STATED GOAL: Check every line for the word "Credit" and give the number of lines where it occurs, nothing else.

INPUT RECORDS:
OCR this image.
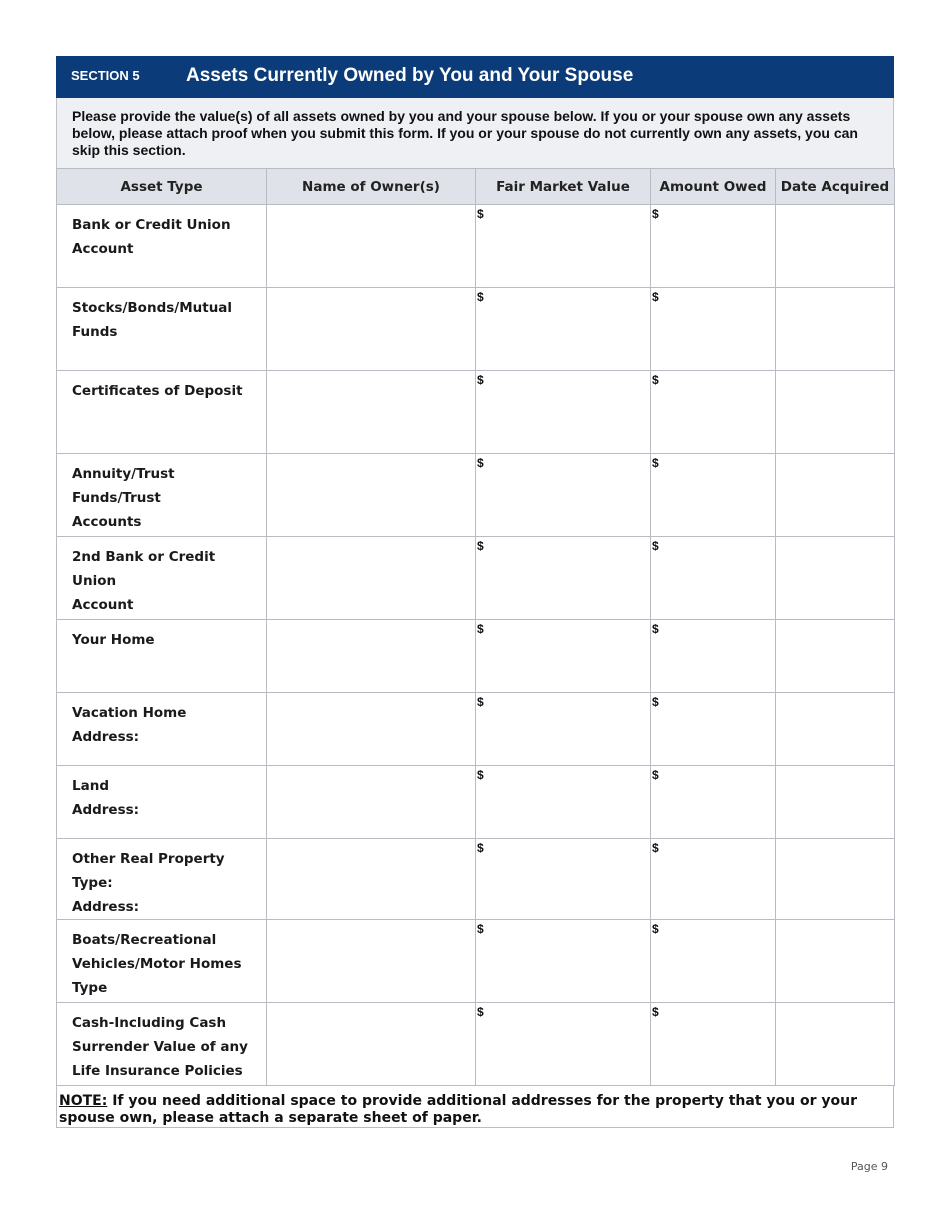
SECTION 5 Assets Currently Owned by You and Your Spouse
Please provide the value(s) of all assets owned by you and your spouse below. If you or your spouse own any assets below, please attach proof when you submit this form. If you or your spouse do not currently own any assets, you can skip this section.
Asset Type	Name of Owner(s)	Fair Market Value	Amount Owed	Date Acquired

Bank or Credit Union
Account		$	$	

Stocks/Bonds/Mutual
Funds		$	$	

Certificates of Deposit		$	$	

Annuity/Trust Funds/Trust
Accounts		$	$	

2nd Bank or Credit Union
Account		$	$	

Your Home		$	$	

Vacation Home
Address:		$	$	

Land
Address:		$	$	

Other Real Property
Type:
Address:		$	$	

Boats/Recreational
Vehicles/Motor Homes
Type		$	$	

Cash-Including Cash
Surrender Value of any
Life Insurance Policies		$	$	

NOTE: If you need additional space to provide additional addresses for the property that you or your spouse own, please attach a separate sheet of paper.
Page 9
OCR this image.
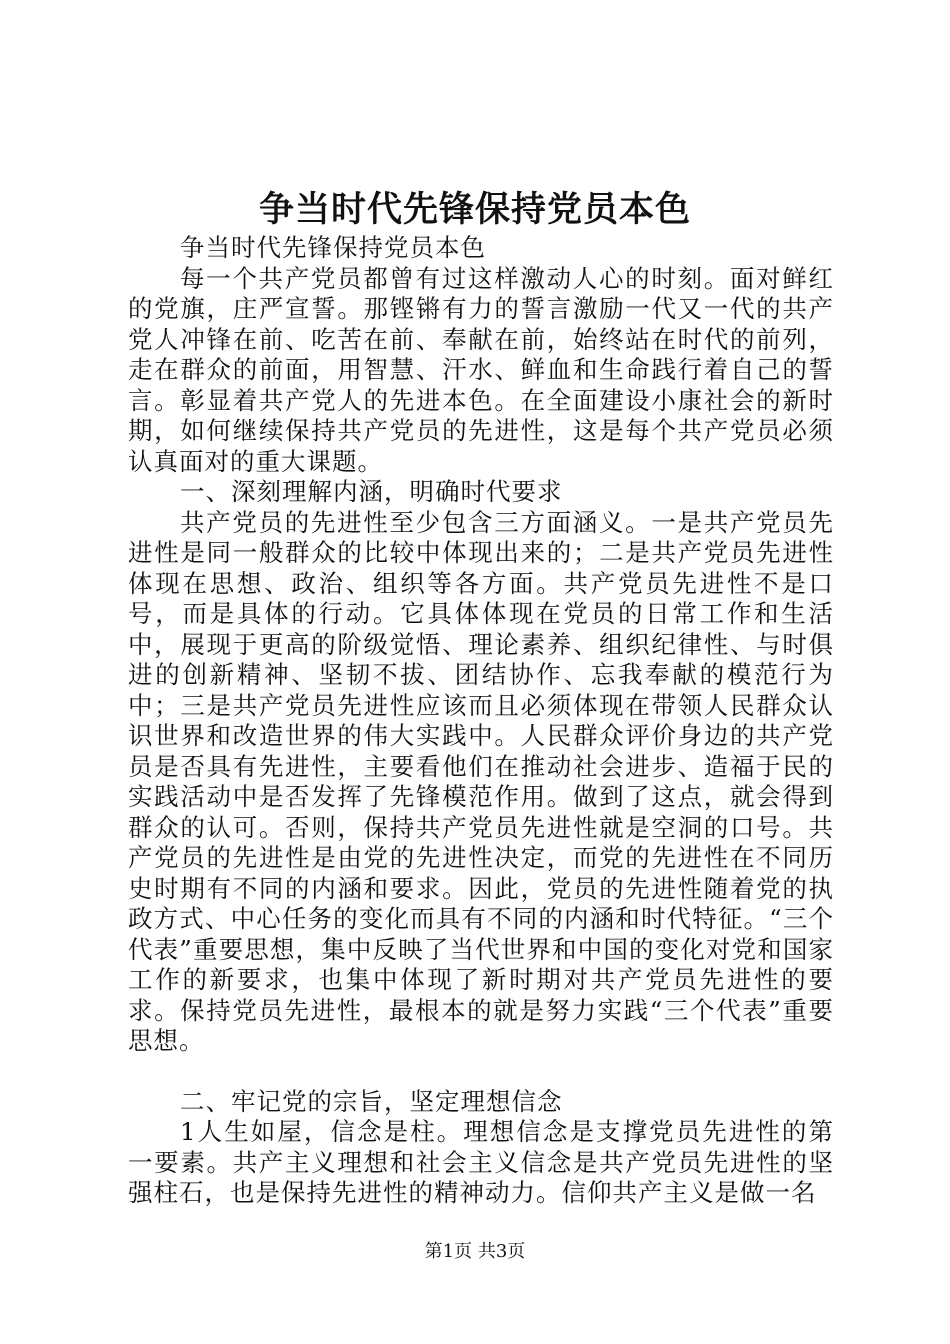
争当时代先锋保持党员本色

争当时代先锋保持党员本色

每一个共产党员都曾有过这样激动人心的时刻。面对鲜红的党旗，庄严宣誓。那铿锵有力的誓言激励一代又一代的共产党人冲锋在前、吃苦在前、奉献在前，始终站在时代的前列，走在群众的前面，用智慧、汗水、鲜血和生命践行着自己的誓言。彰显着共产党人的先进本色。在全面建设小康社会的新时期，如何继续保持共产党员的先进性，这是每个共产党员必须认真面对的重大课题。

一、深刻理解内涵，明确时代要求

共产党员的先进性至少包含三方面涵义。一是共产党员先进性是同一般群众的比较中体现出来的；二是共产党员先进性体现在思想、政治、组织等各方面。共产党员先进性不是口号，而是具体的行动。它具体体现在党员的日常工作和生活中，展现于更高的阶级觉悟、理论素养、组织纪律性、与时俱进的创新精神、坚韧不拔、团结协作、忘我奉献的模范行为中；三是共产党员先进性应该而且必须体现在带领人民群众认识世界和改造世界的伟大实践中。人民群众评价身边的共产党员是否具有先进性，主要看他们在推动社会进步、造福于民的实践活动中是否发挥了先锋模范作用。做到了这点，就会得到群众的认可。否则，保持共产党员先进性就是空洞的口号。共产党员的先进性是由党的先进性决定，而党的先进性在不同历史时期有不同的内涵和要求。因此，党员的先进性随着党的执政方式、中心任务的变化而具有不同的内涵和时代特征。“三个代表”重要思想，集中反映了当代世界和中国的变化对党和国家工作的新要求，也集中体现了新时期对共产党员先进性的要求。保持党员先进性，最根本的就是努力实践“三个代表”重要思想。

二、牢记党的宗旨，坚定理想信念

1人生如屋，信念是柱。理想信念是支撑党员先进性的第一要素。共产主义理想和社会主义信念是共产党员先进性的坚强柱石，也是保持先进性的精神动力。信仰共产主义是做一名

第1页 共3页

RESULT FOR THIS EXERCISE: 2